▸ TASK DETAILS
Out of all the lines below, count those with the word "content". Give the number only.

▸ AVAILABLE DATA
begin

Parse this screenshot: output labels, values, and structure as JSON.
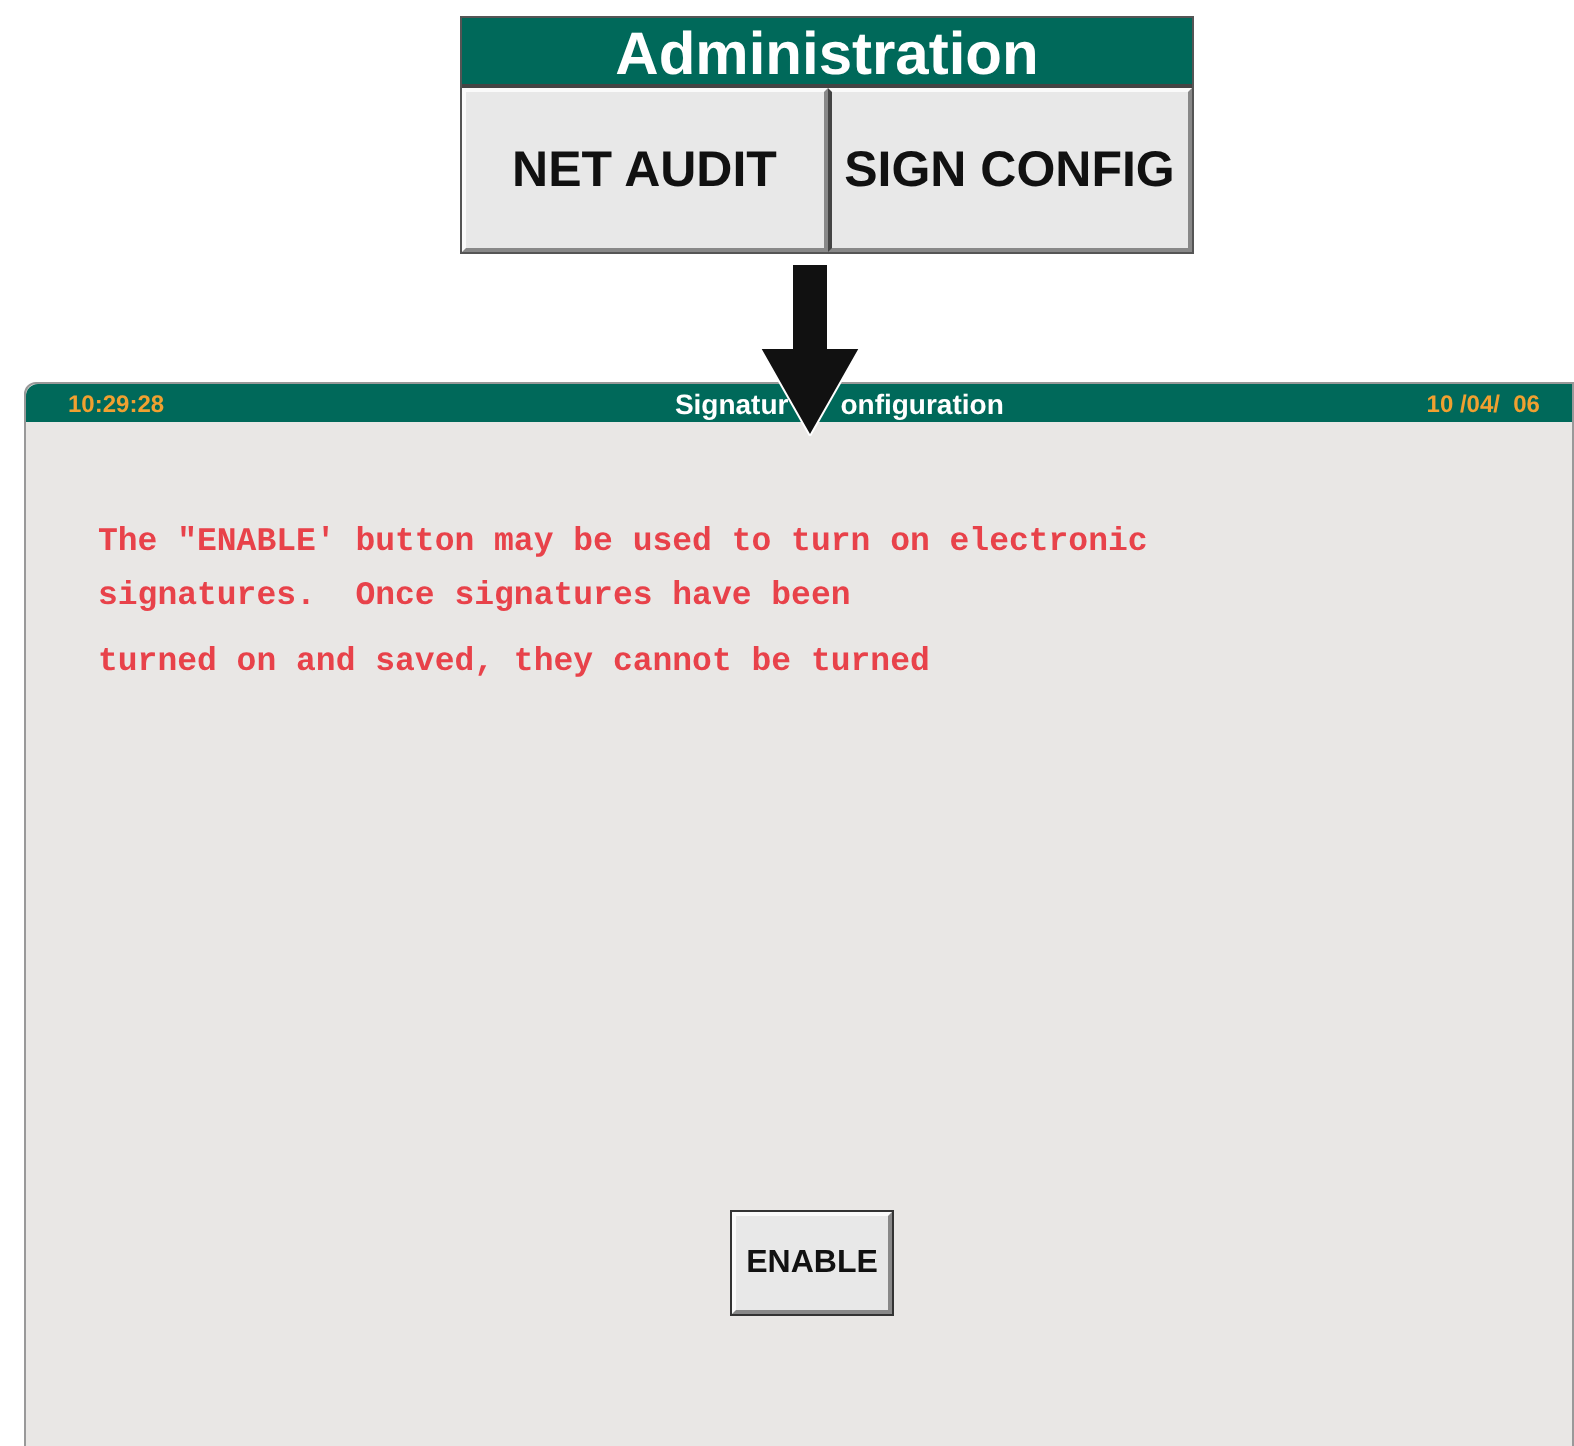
{
  "menu": {
    "title": "Administration",
    "buttons": [
      {
        "label": "NET AUDIT"
      },
      {
        "label": "SIGN CONFIG"
      }
    ]
  },
  "screen": {
    "time": "10:29:28",
    "title_parts": [
      "Signatur",
      "onfiguration"
    ],
    "date": "10 /04/  06",
    "message_lines": [
      "The \"ENABLE' button may be used to turn on electronic",
      "signatures.  Once signatures have been",
      "turned on and saved, they cannot be turned"
    ],
    "button": "ENABLE"
  }
}
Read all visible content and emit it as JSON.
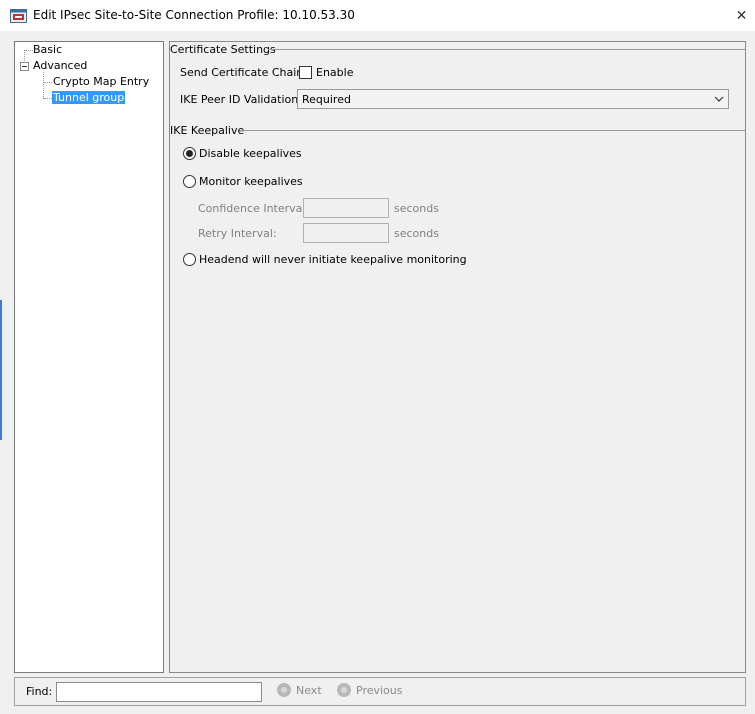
{
  "window": {
    "title": "Edit IPsec Site-to-Site Connection Profile: 10.10.53.30",
    "close_glyph": "✕"
  },
  "tree": {
    "items": [
      {
        "label": "Basic"
      },
      {
        "label": "Advanced"
      },
      {
        "label": "Crypto Map Entry"
      },
      {
        "label": "Tunnel group"
      }
    ]
  },
  "certificate_settings": {
    "group_title": "Certificate Settings",
    "send_chain_label": "Send Certificate Chain:",
    "enable_label": "Enable",
    "enable_checked": false,
    "peer_id_label": "IKE Peer ID Validation:",
    "peer_id_value": "Required"
  },
  "ike_keepalive": {
    "group_title": "IKE Keepalive",
    "disable_label": "Disable keepalives",
    "monitor_label": "Monitor keepalives",
    "confidence_label": "Confidence Interval:",
    "confidence_value": "",
    "confidence_unit": "seconds",
    "retry_label": "Retry Interval:",
    "retry_value": "",
    "retry_unit": "seconds",
    "headend_label": "Headend will never initiate keepalive monitoring",
    "selected": "disable"
  },
  "findbar": {
    "label": "Find:",
    "value": "",
    "next_label": "Next",
    "previous_label": "Previous"
  },
  "colors": {
    "selection": "#3399ff",
    "disabled_text": "#808080"
  }
}
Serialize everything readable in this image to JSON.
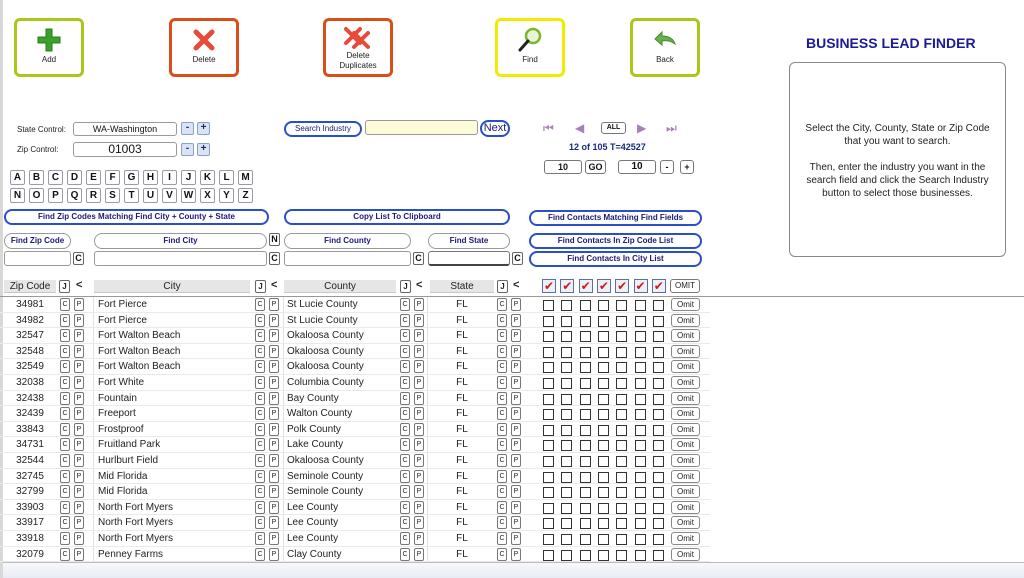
{
  "app": {
    "title": "BUSINESS LEAD FINDER"
  },
  "toolbar": {
    "add_label": "Add",
    "delete_label": "Delete",
    "delete_dup_label_1": "Delete",
    "delete_dup_label_2": "Duplicates",
    "find_label": "Find",
    "back_label": "Back"
  },
  "info": {
    "line1": "Select the City, County, State or Zip Code that you want to search.",
    "line2": "Then, enter the industry you want in the search field  and click the Search Industry button to select those businesses."
  },
  "controls": {
    "state_label": "State Control:",
    "state_value": "WA-Washington",
    "zip_label": "Zip Control:",
    "zip_value": "01003",
    "minus": "-",
    "plus": "+"
  },
  "alphabet": [
    "A",
    "B",
    "C",
    "D",
    "E",
    "F",
    "G",
    "H",
    "I",
    "J",
    "K",
    "L",
    "M",
    "N",
    "O",
    "P",
    "Q",
    "R",
    "S",
    "T",
    "U",
    "V",
    "W",
    "X",
    "Y",
    "Z"
  ],
  "search": {
    "industry_button": "Search Industry",
    "industry_value": "",
    "next_button": "Next"
  },
  "paging": {
    "all_label": "ALL",
    "status": "12 of 105 T=42527",
    "page_size": "10",
    "go_label": "GO",
    "step_value": "10",
    "minus": "-",
    "plus": "+"
  },
  "actions": {
    "find_zip_matching": "Find Zip Codes Matching Find City + County + State",
    "copy_list": "Copy List To Clipboard",
    "find_contacts_fields": "Find Contacts Matching Find Fields",
    "find_contacts_zip": "Find Contacts In Zip Code List",
    "find_contacts_city": "Find Contacts In City List"
  },
  "filters": {
    "find_zip": "Find Zip Code",
    "find_city": "Find City",
    "find_county": "Find County",
    "find_state": "Find State",
    "n_label": "N",
    "c_label": "C",
    "zip_value": "",
    "city_value": "",
    "county_value": "",
    "state_value": ""
  },
  "table": {
    "headers": {
      "zip": "Zip Code",
      "city": "City",
      "county": "County",
      "state": "State",
      "j": "J",
      "back": "<",
      "omit": "OMIT",
      "check": "✔"
    },
    "c_label": "C",
    "p_label": "P",
    "omit_label": "Omit",
    "rows": [
      {
        "zip": "34981",
        "city": "Fort Pierce",
        "county": "St Lucie County",
        "state": "FL"
      },
      {
        "zip": "34982",
        "city": "Fort Pierce",
        "county": "St Lucie County",
        "state": "FL"
      },
      {
        "zip": "32547",
        "city": "Fort Walton Beach",
        "county": "Okaloosa County",
        "state": "FL"
      },
      {
        "zip": "32548",
        "city": "Fort Walton Beach",
        "county": "Okaloosa County",
        "state": "FL"
      },
      {
        "zip": "32549",
        "city": "Fort Walton Beach",
        "county": "Okaloosa County",
        "state": "FL"
      },
      {
        "zip": "32038",
        "city": "Fort White",
        "county": "Columbia County",
        "state": "FL"
      },
      {
        "zip": "32438",
        "city": "Fountain",
        "county": "Bay County",
        "state": "FL"
      },
      {
        "zip": "32439",
        "city": "Freeport",
        "county": "Walton County",
        "state": "FL"
      },
      {
        "zip": "33843",
        "city": "Frostproof",
        "county": "Polk County",
        "state": "FL"
      },
      {
        "zip": "34731",
        "city": "Fruitland Park",
        "county": "Lake County",
        "state": "FL"
      },
      {
        "zip": "32544",
        "city": "Hurlburt Field",
        "county": "Okaloosa County",
        "state": "FL"
      },
      {
        "zip": "32745",
        "city": "Mid Florida",
        "county": "Seminole County",
        "state": "FL"
      },
      {
        "zip": "32799",
        "city": "Mid Florida",
        "county": "Seminole County",
        "state": "FL"
      },
      {
        "zip": "33903",
        "city": "North Fort Myers",
        "county": "Lee County",
        "state": "FL"
      },
      {
        "zip": "33917",
        "city": "North Fort Myers",
        "county": "Lee County",
        "state": "FL"
      },
      {
        "zip": "33918",
        "city": "North Fort Myers",
        "county": "Lee County",
        "state": "FL"
      },
      {
        "zip": "32079",
        "city": "Penney Farms",
        "county": "Clay County",
        "state": "FL"
      }
    ]
  },
  "colors": {
    "brand": "#1a1a9a",
    "accent_blue": "#2a4fc8",
    "green_border": "#a8c81a",
    "red_border": "#d94f1a",
    "yellow_border": "#f0ec00",
    "nav_purple": "#a880b8"
  }
}
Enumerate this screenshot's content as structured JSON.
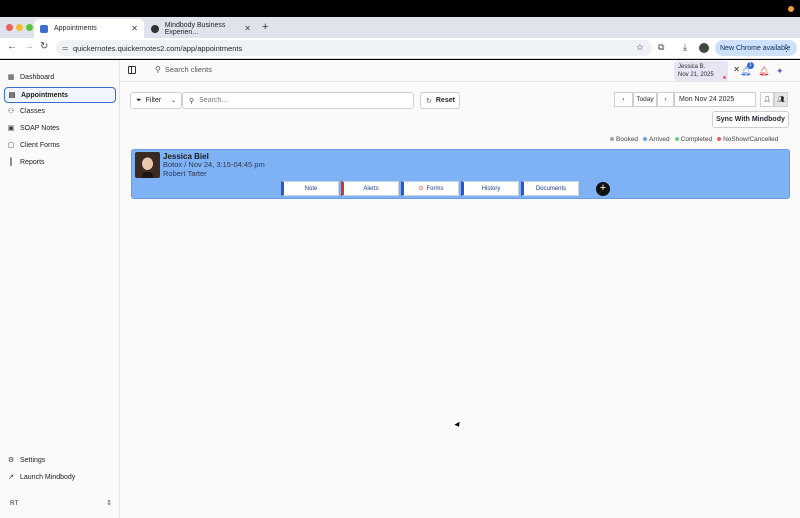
{
  "browser": {
    "tabs": [
      {
        "title": "Appointments",
        "favicon_color": "#3b6ecf"
      },
      {
        "title": "Mindbody Business Experien...",
        "favicon_color": "#333333"
      }
    ],
    "url": "quickernotes.quickernotes2.com/app/appointments",
    "new_chrome_label": "New Chrome available",
    "icons": [
      "back-icon",
      "forward-icon",
      "reload-icon",
      "star-icon",
      "download-icon",
      "menu-dots-icon"
    ]
  },
  "sidebar": {
    "items": [
      {
        "label": "Dashboard",
        "icon": "▦"
      },
      {
        "label": "Appointments",
        "icon": "▤",
        "active": true
      },
      {
        "label": "Classes",
        "icon": "⚇"
      },
      {
        "label": "SOAP Notes",
        "icon": "▣"
      },
      {
        "label": "Client Forms",
        "icon": "▢"
      },
      {
        "label": "Reports",
        "icon": "┃"
      }
    ],
    "bottom_items": [
      {
        "label": "Settings",
        "icon": "⚙"
      },
      {
        "label": "Launch Mindbody",
        "icon": "↗"
      }
    ],
    "user_initials": "RT"
  },
  "header": {
    "search_placeholder": "Search clients",
    "user_chip": {
      "name": "Jessica B.",
      "date": "Nov 21, 2025"
    },
    "notification_count": "1"
  },
  "toolbar": {
    "filter_label": "Filter",
    "search_placeholder": "Search...",
    "reset_label": "Reset",
    "today_label": "Today",
    "date_value": "Mon Nov 24 2025",
    "sync_label": "Sync With Mindbody"
  },
  "legend": [
    {
      "label": "Booked",
      "color": "#9aa6b5"
    },
    {
      "label": "Arrived",
      "color": "#6ea3e6"
    },
    {
      "label": "Completed",
      "color": "#6ccf7c"
    },
    {
      "label": "NoShow/Cancelled",
      "color": "#e86060"
    }
  ],
  "appointment": {
    "client_name": "Jessica Biel",
    "service": "Botox / Nov 24, 3:15-04:45 pm",
    "staff": "Robert Tarter",
    "actions": [
      "Note",
      "Alerts",
      "Forms",
      "History",
      "Documents"
    ],
    "card_color": "#7fb2f4"
  }
}
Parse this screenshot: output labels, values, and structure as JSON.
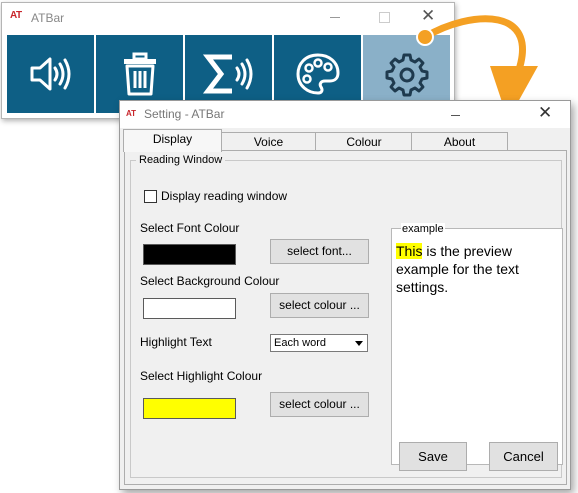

end

▸ EXPECTED ANSWER
2